◆ **WHAT IS ASKED**
Would you quote every entry exactly, dropping only the pictures?
▬▬▬▬▬▬
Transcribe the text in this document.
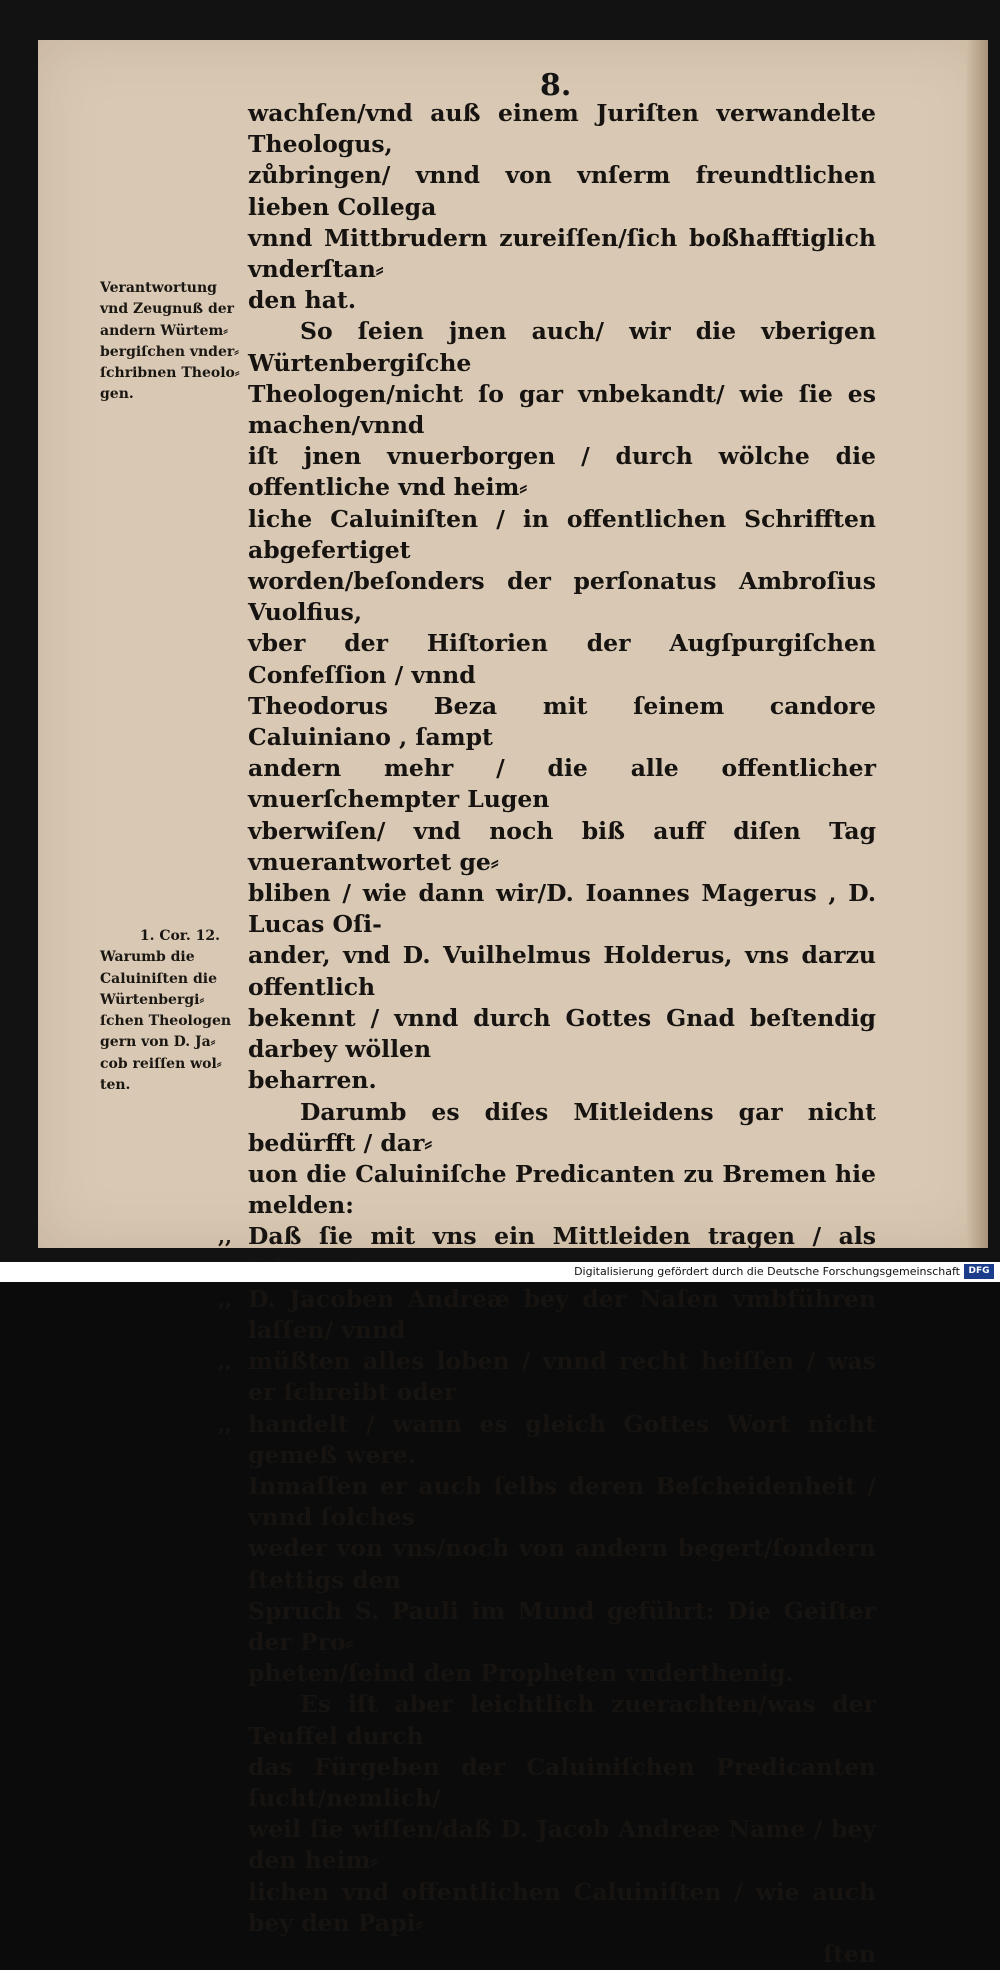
8.

wachſen/vnd auß einem Juriſten verwandelte Theologus,

zůbringen/ vnnd von vnſerm freundtlichen lieben Collega

vnnd Mittbrudern zureiſſen/ſich boßhafftiglich vnderſtan⸗

den hat.

So ſeien jnen auch/ wir die vberigen Würtenbergiſche

Theologen/nicht ſo gar vnbekandt/ wie ſie es machen/vnnd

iſt jnen vnuerborgen / durch wölche die offentliche vnd heim⸗

liche Caluiniſten / in offentlichen Schrifften abgefertiget

worden/beſonders der perſonatus Ambroſius Vuolfius,

vber der Hiſtorien der Augſpurgiſchen Confeſſion / vnnd

Theodorus Beza mit ſeinem candore Caluiniano , ſampt

andern mehr / die alle offentlicher vnuerſchempter Lugen

vberwiſen/ vnd noch biß auff diſen Tag vnuerantwortet ge⸗

bliben / wie dann wir/D. Ioannes Magerus , D. Lucas Oſi-

ander, vnd D. Vuilhelmus Holderus, vns darzu offentlich

bekennt / vnnd durch Gottes Gnad beſtendig darbey wöllen

beharren.

Darumb es diſes Mitleidens gar nicht bedürfft / dar⸗

uon die Caluiniſche Predicanten zu Bremen hie melden:

,, Daß ſie mit vns ein Mittleiden tragen / als

,, D. Jacoben Andreæ bey der Naſen vmbführen laſſen/ vnnd

,, müßten alles loben / vnnd recht heiſſen / was er ſchreibt oder

,, handelt / wann es gleich Gottes Wort nicht gemeß were.

Inmaſſen er auch ſelbs deren Beſcheidenheit / vnnd ſolches

weder von vns/noch von andern begert/ſondern ſtettigs den

Spruch S. Pauli im Mund geführt: Die Geiſter der Pro⸗

pheten/ſeind den Propheten vnderthenig.

Es iſt aber leichtlich zuerachten/was der Teuffel durch

das Fürgeben der Caluiniſchen Predicanten ſucht/nemlich/

weil ſie wiſſen/daß D. Jacob Andreæ Name / bey den heim⸗

lichen vnd offentlichen Caluiniſten / wie auch bey den Papi⸗

ſten

Verantwortung
vnd Zeugnuß der
andern Würtem⸗
bergiſchen vnder⸗
ſchribnen Theolo⸗
gen.
1. Cor. 12.
Warumb die
Caluiniſten die
Würtenbergi⸗
ſchen Theologen
gern von D. Ja⸗
cob reiſſen wol⸗
ten.
Digitalisierung gefördert durch die Deutsche Forschungsgemeinschaft DFG
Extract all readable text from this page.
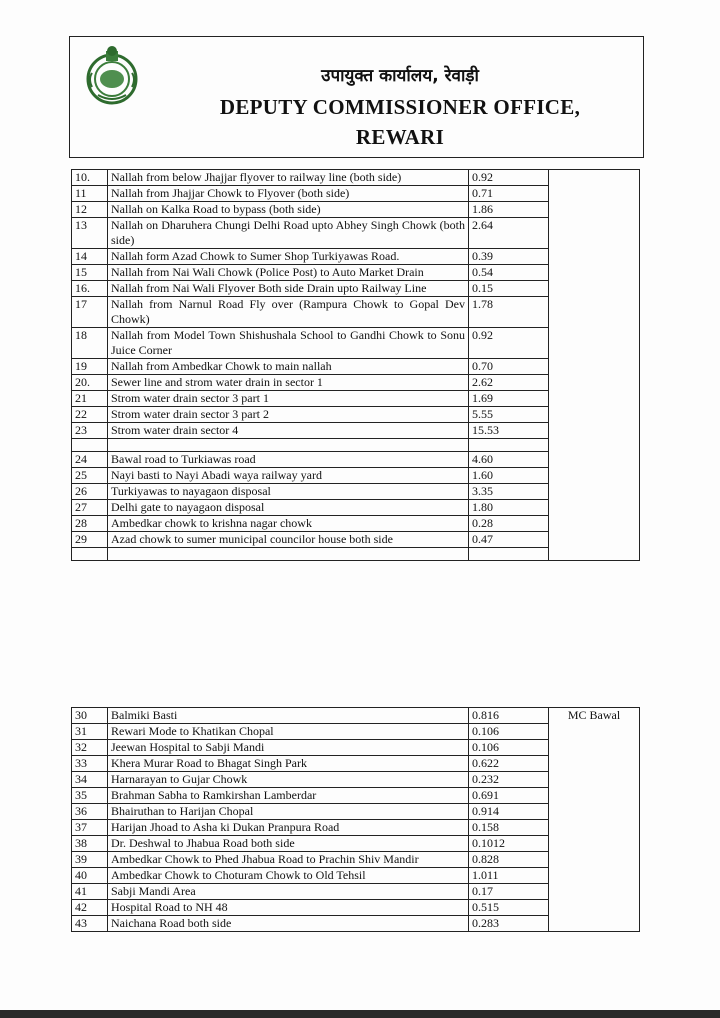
उपायुक्त कार्यालय, रेवाड़ी
DEPUTY COMMISSIONER OFFICE,
REWARI
10.	Nallah from below Jhajjar flyover to railway line (both side)	0.92	
11	Nallah from Jhajjar Chowk to Flyover (both side)	0.71	
12	Nallah on Kalka Road to bypass (both side)	1.86	
13	Nallah on Dharuhera Chungi Delhi Road upto Abhey Singh Chowk (both side)	2.64	
14	Nallah form Azad Chowk to Sumer Shop Turkiyawas Road.	0.39	
15	Nallah from Nai Wali Chowk (Police Post) to Auto Market Drain	0.54	
16.	Nallah from Nai Wali Flyover Both side Drain upto Railway Line	0.15	
17	Nallah from Narnul Road Fly over (Rampura Chowk to Gopal Dev Chowk)	1.78	
18	Nallah from Model Town Shishushala School to Gandhi Chowk to Sonu Juice Corner	0.92	
19	Nallah from Ambedkar Chowk to main nallah	0.70	
20.	Sewer line and strom water drain in sector 1	2.62	
21	Strom water drain sector 3 part 1	1.69	
22	Strom water drain sector 3 part 2	5.55	
23	Strom water drain sector 4	15.53	

24	Bawal road to Turkiawas road	4.60	
25	Nayi basti to Nayi Abadi waya railway yard	1.60	
26	Turkiyawas to nayagaon disposal	3.35	
27	Delhi gate to nayagaon disposal	1.80	
28	Ambedkar chowk to krishna nagar chowk	0.28	
29	Azad chowk to sumer municipal councilor house both side	0.47	

30	Balmiki Basti	0.816	MC Bawal
31	Rewari Mode to Khatikan Chopal	0.106	
32	Jeewan Hospital to Sabji Mandi	0.106	
33	Khera Murar Road to Bhagat Singh Park	0.622	
34	Harnarayan to Gujar Chowk	0.232	
35	Brahman Sabha to Ramkirshan Lamberdar	0.691	
36	Bhairuthan to Harijan Chopal	0.914	
37	Harijan Jhoad to Asha ki Dukan Pranpura Road	0.158	
38	Dr. Deshwal to Jhabua Road both side	0.1012	
39	Ambedkar Chowk to Phed Jhabua Road to Prachin Shiv Mandir	0.828	
40	Ambedkar Chowk to Choturam Chowk to Old Tehsil	1.011	
41	Sabji Mandi Area	0.17	
42	Hospital Road to NH 48	0.515	
43	Naichana Road both side	0.283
▬▬▬▬▬▬
◆ **EXERCISE RESULT**
Transcribe the text in this document.
8.

wachſen/vnd auß einem Juriſten verwandelte Theologus,

zůbringen/ vnnd von vnſerm freundtlichen lieben Collega

vnnd Mittbrudern zureiſſen/ſich boßhafftiglich vnderſtan⸗

den hat.

So ſeien jnen auch/ wir die vberigen Würtenbergiſche

Theologen/nicht ſo gar vnbekandt/ wie ſie es machen/vnnd

iſt jnen vnuerborgen / durch wölche die offentliche vnd heim⸗

liche Caluiniſten / in offentlichen Schrifften abgefertiget

worden/beſonders der perſonatus Ambroſius Vuolfius,

vber der Hiſtorien der Augſpurgiſchen Confeſſion / vnnd

Theodorus Beza mit ſeinem candore Caluiniano , ſampt

andern mehr / die alle offentlicher vnuerſchempter Lugen

vberwiſen/ vnd noch biß auff diſen Tag vnuerantwortet ge⸗

bliben / wie dann wir/D. Ioannes Magerus , D. Lucas Oſi-

ander, vnd D. Vuilhelmus Holderus, vns darzu offentlich

bekennt / vnnd durch Gottes Gnad beſtendig darbey wöllen

beharren.

Darumb es diſes Mitleidens gar nicht bedürfft / dar⸗

uon die Caluiniſche Predicanten zu Bremen hie melden:

,, Daß ſie mit vns ein Mittleiden tragen / als

,, D. Jacoben Andreæ bey der Naſen vmbführen laſſen/ vnnd

,, müßten alles loben / vnnd recht heiſſen / was er ſchreibt oder

,, handelt / wann es gleich Gottes Wort nicht gemeß were.

Inmaſſen er auch ſelbs deren Beſcheidenheit / vnnd ſolches

weder von vns/noch von andern begert/ſondern ſtettigs den

Spruch S. Pauli im Mund geführt: Die Geiſter der Pro⸗

pheten/ſeind den Propheten vnderthenig.

Es iſt aber leichtlich zuerachten/was der Teuffel durch

das Fürgeben der Caluiniſchen Predicanten ſucht/nemlich/

weil ſie wiſſen/daß D. Jacob Andreæ Name / bey den heim⸗

lichen vnd offentlichen Caluiniſten / wie auch bey den Papi⸗

ſten

Verantwortung
vnd Zeugnuß der
andern Würtem⸗
bergiſchen vnder⸗
ſchribnen Theolo⸗
gen.
1. Cor. 12.
Warumb die
Caluiniſten die
Würtenbergi⸗
ſchen Theologen
gern von D. Ja⸗
cob reiſſen wol⸗
ten.
Digitalisierung gefördert durch die Deutsche Forschungsgemeinschaft DFG
Extract all readable text from this page.
उपायुक्त कार्यालय, रेवाड़ी
DEPUTY COMMISSIONER OFFICE,
REWARI
10.	Nallah from below Jhajjar flyover to railway line (both side)	0.92	
11	Nallah from Jhajjar Chowk to Flyover (both side)	0.71	
12	Nallah on Kalka Road to bypass (both side)	1.86	
13	Nallah on Dharuhera Chungi Delhi Road upto Abhey Singh Chowk (both side)	2.64	
14	Nallah form Azad Chowk to Sumer Shop Turkiyawas Road.	0.39	
15	Nallah from Nai Wali Chowk (Police Post) to Auto Market Drain	0.54	
16.	Nallah from Nai Wali Flyover Both side Drain upto Railway Line	0.15	
17	Nallah from Narnul Road Fly over (Rampura Chowk to Gopal Dev Chowk)	1.78	
18	Nallah from Model Town Shishushala School to Gandhi Chowk to Sonu Juice Corner	0.92	
19	Nallah from Ambedkar Chowk to main nallah	0.70	
20.	Sewer line and strom water drain in sector 1	2.62	
21	Strom water drain sector 3 part 1	1.69	
22	Strom water drain sector 3 part 2	5.55	
23	Strom water drain sector 4	15.53	

24	Bawal road to Turkiawas road	4.60	
25	Nayi basti to Nayi Abadi waya railway yard	1.60	
26	Turkiyawas to nayagaon disposal	3.35	
27	Delhi gate to nayagaon disposal	1.80	
28	Ambedkar chowk to krishna nagar chowk	0.28	
29	Azad chowk to sumer municipal councilor house both side	0.47	

30	Balmiki Basti	0.816	MC Bawal
31	Rewari Mode to Khatikan Chopal	0.106	
32	Jeewan Hospital to Sabji Mandi	0.106	
33	Khera Murar Road to Bhagat Singh Park	0.622	
34	Harnarayan to Gujar Chowk	0.232	
35	Brahman Sabha to Ramkirshan Lamberdar	0.691	
36	Bhairuthan to Harijan Chopal	0.914	
37	Harijan Jhoad to Asha ki Dukan Pranpura Road	0.158	
38	Dr. Deshwal to Jhabua Road both side	0.1012	
39	Ambedkar Chowk to Phed Jhabua Road to Prachin Shiv Mandir	0.828	
40	Ambedkar Chowk to Choturam Chowk to Old Tehsil	1.011	
41	Sabji Mandi Area	0.17	
42	Hospital Road to NH 48	0.515	
43	Naichana Road both side	0.283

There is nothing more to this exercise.